## Instructions for the task
Reproduce the listing below exactly. Pictures do not belong in the copy.

## Material provided
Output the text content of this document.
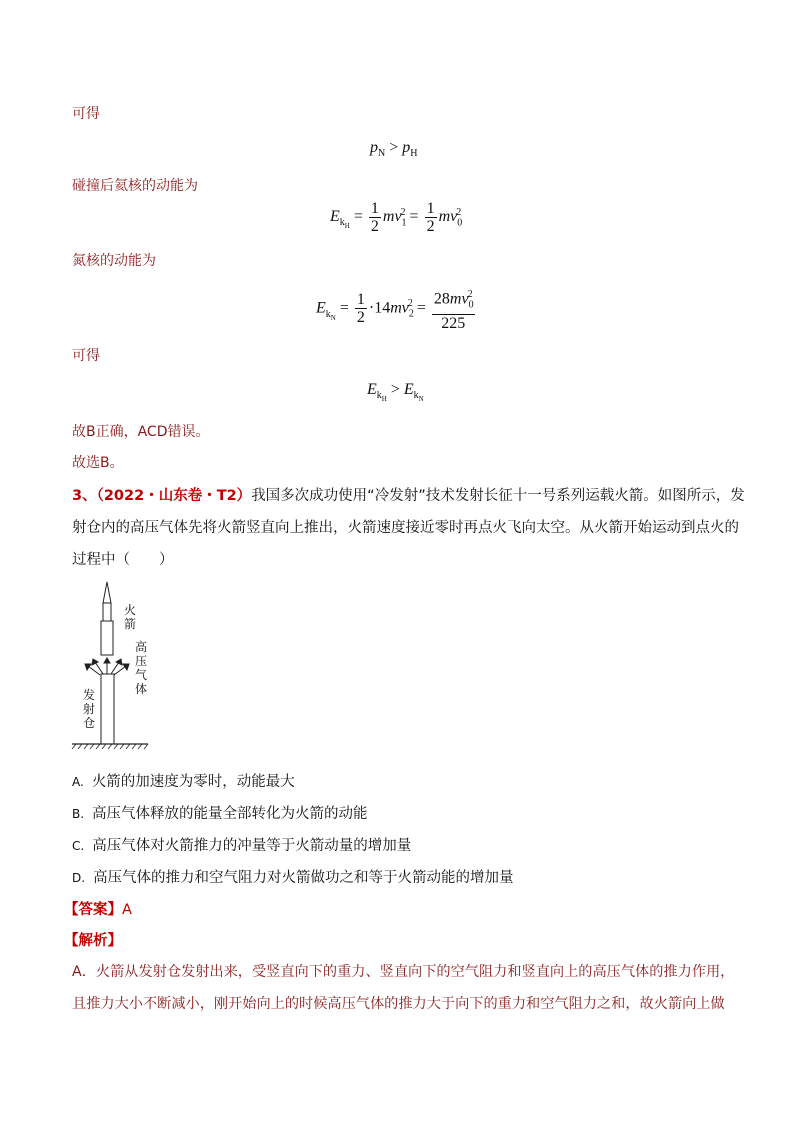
可得
$p_N > p_H$
碰撞后氦核的动能为
$E_{k_H} = \frac{1}{2} mv_1^2 = \frac{1}{2} mv_0^2$
氮核的动能为
$E_{k_N} = \frac{1}{2} \cdot 14mv_2^2 = \frac{28mv_0^2}{225}$
可得
$E_{k_H} > E_{k_N}$
故B正确，ACD错误。
故选B。
3、（2022・山东卷・T2）我国多次成功使用“冷发射”技术发射长征十一号系列运载火箭。如图所示，发
射仓内的高压气体先将火箭竖直向上推出，火箭速度接近零时再点火飞向太空。从火箭开始运动到点火的
过程中（　　）
火箭
高压气体
发射仓
A. 火箭的加速度为零时，动能最大
B. 高压气体释放的能量全部转化为火箭的动能
C. 高压气体对火箭推力的冲量等于火箭动量的增加量
D. 高压气体的推力和空气阻力对火箭做功之和等于火箭动能的增加量
【答案】A
【解析】
A．火箭从发射仓发射出来，受竖直向下的重力、竖直向下的空气阻力和竖直向上的高压气体的推力作用，
且推力大小不断减小，刚开始向上的时候高压气体的推力大于向下的重力和空气阻力之和，故火箭向上做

## Result
Output the text content of this document.
可得
$p_N > p_H$
碰撞后氦核的动能为
$E_{k_H} = \frac{1}{2} mv_1^2 = \frac{1}{2} mv_0^2$
氮核的动能为
$E_{k_N} = \frac{1}{2} \cdot 14mv_2^2 = \frac{28mv_0^2}{225}$
可得
$E_{k_H} > E_{k_N}$
故B正确，ACD错误。
故选B。
3、（2022・山东卷・T2）我国多次成功使用“冷发射”技术发射长征十一号系列运载火箭。如图所示，发
射仓内的高压气体先将火箭竖直向上推出，火箭速度接近零时再点火飞向太空。从火箭开始运动到点火的
过程中（　　）
火箭
高压气体
发射仓
A. 火箭的加速度为零时，动能最大
B. 高压气体释放的能量全部转化为火箭的动能
C. 高压气体对火箭推力的冲量等于火箭动量的增加量
D. 高压气体的推力和空气阻力对火箭做功之和等于火箭动能的增加量
【答案】A
【解析】
A．火箭从发射仓发射出来，受竖直向下的重力、竖直向下的空气阻力和竖直向上的高压气体的推力作用，
且推力大小不断减小，刚开始向上的时候高压气体的推力大于向下的重力和空气阻力之和，故火箭向上做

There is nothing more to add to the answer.